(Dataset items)
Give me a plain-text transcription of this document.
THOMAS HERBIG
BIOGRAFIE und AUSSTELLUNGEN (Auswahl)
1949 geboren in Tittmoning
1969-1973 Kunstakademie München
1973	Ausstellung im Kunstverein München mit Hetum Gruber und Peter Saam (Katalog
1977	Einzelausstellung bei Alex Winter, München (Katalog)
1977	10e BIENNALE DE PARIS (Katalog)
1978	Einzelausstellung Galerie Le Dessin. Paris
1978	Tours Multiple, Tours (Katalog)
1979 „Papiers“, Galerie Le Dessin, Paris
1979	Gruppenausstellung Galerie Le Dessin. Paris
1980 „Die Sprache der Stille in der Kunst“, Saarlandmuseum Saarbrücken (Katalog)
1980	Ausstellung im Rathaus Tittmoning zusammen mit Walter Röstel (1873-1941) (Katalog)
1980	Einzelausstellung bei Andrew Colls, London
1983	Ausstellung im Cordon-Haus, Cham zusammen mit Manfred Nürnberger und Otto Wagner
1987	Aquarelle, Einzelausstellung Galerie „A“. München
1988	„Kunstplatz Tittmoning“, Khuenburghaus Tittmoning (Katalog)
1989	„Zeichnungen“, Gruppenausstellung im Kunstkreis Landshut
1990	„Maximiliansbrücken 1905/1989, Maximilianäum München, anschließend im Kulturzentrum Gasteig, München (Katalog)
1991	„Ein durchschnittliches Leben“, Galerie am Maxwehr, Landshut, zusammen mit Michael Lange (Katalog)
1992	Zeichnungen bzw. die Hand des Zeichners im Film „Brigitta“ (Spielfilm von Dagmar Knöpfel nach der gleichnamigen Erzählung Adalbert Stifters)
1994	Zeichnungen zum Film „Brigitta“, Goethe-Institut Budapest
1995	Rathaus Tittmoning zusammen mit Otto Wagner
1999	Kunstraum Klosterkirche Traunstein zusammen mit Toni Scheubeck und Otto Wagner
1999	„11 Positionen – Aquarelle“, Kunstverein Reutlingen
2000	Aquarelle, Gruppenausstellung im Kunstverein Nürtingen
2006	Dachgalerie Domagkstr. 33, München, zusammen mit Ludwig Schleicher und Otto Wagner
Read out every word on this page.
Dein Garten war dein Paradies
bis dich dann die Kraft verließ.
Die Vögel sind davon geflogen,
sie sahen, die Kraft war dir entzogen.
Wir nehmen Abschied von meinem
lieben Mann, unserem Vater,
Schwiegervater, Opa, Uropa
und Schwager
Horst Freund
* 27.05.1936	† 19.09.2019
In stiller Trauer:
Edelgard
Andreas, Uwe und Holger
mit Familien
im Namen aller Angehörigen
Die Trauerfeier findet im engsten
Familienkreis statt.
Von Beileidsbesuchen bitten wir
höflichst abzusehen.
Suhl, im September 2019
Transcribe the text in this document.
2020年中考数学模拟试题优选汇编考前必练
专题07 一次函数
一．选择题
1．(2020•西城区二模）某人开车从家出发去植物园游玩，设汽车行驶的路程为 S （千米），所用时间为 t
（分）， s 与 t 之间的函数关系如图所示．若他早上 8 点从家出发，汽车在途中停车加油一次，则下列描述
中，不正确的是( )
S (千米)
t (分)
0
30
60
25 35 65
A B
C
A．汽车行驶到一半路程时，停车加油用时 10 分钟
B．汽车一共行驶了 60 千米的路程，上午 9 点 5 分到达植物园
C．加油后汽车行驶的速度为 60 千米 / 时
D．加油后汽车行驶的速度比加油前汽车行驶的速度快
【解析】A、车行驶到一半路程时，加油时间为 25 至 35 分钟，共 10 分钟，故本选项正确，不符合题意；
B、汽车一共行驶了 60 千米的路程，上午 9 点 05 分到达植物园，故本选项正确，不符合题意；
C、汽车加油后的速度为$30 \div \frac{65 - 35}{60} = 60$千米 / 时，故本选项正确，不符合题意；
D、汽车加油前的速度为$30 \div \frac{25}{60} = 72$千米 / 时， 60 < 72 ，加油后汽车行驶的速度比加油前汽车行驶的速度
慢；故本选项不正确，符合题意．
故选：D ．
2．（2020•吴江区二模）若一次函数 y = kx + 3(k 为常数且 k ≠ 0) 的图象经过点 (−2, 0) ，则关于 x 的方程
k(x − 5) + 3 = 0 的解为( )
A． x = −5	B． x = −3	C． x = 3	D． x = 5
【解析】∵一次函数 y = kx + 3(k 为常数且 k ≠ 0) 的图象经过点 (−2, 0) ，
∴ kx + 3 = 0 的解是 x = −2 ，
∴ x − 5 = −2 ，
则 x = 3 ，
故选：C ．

__PROBLEM__
Begin with the line that contains "Transcribe the text in this document." and set down each line exactly until the records above end, including the final line.

__SOLUTION__
Transcribe the text in this document.
2020年中考数学模拟试题优选汇编考前必练
专题07 一次函数
一．选择题
1．(2020•西城区二模）某人开车从家出发去植物园游玩，设汽车行驶的路程为 S （千米），所用时间为 t
（分）， s 与 t 之间的函数关系如图所示．若他早上 8 点从家出发，汽车在途中停车加油一次，则下列描述
中，不正确的是( )
S (千米)
t (分)
0
30
60
25 35 65
A B
C
A．汽车行驶到一半路程时，停车加油用时 10 分钟
B．汽车一共行驶了 60 千米的路程，上午 9 点 5 分到达植物园
C．加油后汽车行驶的速度为 60 千米 / 时
D．加油后汽车行驶的速度比加油前汽车行驶的速度快
【解析】A、车行驶到一半路程时，加油时间为 25 至 35 分钟，共 10 分钟，故本选项正确，不符合题意；
B、汽车一共行驶了 60 千米的路程，上午 9 点 05 分到达植物园，故本选项正确，不符合题意；
C、汽车加油后的速度为$30 \div \frac{65 - 35}{60} = 60$千米 / 时，故本选项正确，不符合题意；
D、汽车加油前的速度为$30 \div \frac{25}{60} = 72$千米 / 时， 60 < 72 ，加油后汽车行驶的速度比加油前汽车行驶的速度
慢；故本选项不正确，符合题意．
故选：D ．
2．（2020•吴江区二模）若一次函数 y = kx + 3(k 为常数且 k ≠ 0) 的图象经过点 (−2, 0) ，则关于 x 的方程
k(x − 5) + 3 = 0 的解为( )
A． x = −5	B． x = −3	C． x = 3	D． x = 5
【解析】∵一次函数 y = kx + 3(k 为常数且 k ≠ 0) 的图象经过点 (−2, 0) ，
∴ kx + 3 = 0 的解是 x = −2 ，
∴ x − 5 = −2 ，
则 x = 3 ，
故选：C ．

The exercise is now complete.